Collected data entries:
--------------------------------------------------
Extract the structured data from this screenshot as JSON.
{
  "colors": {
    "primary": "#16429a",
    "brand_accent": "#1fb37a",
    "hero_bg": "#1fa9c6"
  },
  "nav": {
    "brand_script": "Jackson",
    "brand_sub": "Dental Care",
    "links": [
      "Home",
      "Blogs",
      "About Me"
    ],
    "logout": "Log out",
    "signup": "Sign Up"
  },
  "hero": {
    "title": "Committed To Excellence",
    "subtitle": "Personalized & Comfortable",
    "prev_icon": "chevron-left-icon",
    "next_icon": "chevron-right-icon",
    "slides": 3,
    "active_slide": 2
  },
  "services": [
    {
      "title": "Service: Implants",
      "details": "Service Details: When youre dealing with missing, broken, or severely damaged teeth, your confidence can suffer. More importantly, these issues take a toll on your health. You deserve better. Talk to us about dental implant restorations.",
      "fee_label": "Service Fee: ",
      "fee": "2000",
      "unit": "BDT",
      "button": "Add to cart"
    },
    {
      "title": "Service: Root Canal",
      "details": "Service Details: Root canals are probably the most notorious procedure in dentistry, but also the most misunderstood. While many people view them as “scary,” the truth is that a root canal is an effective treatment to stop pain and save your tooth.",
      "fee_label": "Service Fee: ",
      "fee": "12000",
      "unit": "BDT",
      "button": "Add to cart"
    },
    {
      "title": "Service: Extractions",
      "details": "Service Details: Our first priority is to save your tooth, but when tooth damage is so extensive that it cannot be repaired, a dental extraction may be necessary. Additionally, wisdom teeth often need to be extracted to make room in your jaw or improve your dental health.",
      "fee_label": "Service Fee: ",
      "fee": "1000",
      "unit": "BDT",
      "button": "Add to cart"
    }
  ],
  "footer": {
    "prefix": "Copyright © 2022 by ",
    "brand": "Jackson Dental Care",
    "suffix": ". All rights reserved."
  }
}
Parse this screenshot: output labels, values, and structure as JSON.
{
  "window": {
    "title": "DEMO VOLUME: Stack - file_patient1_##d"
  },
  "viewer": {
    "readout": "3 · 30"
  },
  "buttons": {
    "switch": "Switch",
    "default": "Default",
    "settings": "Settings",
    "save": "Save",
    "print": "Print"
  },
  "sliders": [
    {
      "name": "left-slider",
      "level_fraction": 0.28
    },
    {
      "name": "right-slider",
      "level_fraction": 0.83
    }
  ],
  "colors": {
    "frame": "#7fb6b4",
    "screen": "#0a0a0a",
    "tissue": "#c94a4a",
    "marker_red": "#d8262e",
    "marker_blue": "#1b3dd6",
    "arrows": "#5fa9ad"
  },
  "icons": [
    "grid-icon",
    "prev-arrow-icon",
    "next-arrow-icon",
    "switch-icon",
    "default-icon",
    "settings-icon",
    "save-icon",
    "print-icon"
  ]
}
--------------------------------------------------
Set out every line from the material that contains the string "health".

Task solution:
      "details": "Service Details: When youre dealing with missing, broken, or severely damaged teeth, your confidence can suffer. More importantly, these issues take a toll on your health. You deserve better. Talk to us about dental implant restorations.",
      "details": "Service Details: Our first priority is to save your tooth, but when tooth damage is so extensive that it cannot be repaired, a dental extraction may be necessary. Additionally, wisdom teeth often need to be extracted to make room in your jaw or improve your dental health.",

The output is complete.